*INFORMATION SUPPLIED*

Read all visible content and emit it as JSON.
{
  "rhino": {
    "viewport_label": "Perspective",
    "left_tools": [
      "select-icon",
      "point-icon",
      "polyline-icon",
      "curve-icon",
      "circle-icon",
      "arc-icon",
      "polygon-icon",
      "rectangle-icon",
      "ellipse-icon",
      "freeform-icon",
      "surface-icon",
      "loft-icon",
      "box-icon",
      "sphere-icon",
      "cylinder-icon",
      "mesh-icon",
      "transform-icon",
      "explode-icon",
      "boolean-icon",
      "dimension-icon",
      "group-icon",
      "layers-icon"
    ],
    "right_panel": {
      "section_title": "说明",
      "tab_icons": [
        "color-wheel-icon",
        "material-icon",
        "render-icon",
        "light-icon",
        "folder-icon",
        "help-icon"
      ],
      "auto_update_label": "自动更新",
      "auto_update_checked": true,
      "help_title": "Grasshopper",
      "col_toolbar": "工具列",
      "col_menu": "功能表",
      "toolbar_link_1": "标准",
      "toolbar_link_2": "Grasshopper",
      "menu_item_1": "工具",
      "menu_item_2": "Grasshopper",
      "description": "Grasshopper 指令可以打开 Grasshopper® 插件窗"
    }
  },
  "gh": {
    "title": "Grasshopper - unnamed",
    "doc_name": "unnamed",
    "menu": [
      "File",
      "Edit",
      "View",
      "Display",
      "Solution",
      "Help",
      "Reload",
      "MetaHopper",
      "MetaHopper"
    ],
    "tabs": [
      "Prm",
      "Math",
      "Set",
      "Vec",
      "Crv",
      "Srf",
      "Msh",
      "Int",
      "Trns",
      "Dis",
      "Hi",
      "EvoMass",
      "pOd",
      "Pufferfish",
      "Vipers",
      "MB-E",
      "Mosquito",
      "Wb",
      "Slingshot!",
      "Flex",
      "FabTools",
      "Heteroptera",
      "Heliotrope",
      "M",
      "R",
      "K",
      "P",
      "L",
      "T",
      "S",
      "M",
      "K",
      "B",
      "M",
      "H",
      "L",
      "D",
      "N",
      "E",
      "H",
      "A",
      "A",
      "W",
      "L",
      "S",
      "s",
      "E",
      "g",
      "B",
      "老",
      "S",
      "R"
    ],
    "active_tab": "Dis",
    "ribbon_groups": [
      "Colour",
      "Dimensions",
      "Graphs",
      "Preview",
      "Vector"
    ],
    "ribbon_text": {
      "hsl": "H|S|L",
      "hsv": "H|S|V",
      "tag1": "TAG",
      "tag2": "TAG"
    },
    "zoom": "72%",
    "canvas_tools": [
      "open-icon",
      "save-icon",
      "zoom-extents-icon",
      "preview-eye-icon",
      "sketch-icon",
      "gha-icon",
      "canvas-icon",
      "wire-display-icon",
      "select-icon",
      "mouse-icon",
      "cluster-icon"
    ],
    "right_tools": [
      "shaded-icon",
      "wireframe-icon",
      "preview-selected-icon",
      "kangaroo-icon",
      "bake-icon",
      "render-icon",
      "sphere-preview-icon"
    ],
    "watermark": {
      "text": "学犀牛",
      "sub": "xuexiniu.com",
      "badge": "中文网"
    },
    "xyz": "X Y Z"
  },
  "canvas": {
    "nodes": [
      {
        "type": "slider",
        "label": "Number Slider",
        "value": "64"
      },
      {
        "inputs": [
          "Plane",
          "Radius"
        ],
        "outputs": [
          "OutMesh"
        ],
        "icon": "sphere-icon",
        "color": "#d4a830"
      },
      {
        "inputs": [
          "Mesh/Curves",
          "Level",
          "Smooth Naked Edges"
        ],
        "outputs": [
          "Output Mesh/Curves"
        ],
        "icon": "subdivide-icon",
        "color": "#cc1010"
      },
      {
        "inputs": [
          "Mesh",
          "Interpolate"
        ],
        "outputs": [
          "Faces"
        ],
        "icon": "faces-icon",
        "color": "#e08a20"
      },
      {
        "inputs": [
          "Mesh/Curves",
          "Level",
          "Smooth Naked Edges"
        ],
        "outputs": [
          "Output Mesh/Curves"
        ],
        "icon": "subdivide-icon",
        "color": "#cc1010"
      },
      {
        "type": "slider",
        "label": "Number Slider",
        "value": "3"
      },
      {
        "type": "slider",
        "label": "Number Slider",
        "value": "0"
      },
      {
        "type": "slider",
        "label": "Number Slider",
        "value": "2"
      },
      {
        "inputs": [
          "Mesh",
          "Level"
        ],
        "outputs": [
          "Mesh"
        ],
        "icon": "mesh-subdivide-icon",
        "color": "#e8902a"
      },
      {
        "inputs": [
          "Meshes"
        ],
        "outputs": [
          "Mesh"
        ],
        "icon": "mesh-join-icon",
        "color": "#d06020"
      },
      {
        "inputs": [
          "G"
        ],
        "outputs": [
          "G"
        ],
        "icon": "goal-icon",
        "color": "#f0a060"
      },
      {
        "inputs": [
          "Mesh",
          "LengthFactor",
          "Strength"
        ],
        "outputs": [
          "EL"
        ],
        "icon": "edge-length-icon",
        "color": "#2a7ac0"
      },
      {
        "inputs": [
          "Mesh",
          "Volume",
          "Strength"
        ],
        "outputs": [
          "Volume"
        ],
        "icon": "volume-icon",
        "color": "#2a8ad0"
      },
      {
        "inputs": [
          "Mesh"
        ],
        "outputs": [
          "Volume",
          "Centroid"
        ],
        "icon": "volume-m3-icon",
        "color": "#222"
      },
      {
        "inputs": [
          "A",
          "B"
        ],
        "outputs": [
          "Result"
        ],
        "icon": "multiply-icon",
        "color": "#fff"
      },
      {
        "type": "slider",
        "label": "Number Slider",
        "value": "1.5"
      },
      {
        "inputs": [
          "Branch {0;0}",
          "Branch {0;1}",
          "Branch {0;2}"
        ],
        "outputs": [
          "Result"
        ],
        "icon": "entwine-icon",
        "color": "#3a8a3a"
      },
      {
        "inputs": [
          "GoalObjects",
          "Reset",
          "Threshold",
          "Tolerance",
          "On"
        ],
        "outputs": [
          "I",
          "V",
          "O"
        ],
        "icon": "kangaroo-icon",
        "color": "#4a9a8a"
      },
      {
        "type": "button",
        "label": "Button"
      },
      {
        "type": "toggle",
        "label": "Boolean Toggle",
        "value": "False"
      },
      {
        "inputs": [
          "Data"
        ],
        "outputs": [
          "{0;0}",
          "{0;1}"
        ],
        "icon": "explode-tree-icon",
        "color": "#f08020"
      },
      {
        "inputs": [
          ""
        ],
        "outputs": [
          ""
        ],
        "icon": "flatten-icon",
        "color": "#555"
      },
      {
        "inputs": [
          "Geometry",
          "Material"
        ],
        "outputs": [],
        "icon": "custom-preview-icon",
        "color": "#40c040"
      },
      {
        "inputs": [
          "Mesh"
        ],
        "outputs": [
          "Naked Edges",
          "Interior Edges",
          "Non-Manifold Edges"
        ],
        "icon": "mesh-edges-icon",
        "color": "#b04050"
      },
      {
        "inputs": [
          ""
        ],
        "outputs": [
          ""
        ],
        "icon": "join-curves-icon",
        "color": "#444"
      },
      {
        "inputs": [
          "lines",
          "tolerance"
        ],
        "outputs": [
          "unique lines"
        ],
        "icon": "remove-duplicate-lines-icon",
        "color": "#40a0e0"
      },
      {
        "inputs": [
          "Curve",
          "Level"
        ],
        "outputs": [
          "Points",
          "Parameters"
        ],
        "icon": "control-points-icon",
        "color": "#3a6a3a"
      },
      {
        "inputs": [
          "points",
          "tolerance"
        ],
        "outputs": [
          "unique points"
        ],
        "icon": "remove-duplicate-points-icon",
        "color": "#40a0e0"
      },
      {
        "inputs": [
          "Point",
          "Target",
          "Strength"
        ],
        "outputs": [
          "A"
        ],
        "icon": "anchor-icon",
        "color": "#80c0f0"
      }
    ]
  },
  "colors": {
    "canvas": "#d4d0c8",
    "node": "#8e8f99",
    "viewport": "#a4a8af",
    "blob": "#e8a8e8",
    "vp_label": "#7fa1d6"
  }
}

*EXERCISE DETAILS*
Gather up, from the records above, each line where the word "value" appears.

*ANSWER*
        "value": "64"
        "value": "3"
        "value": "0"
        "value": "2"
        "value": "1.5"
        "value": "False"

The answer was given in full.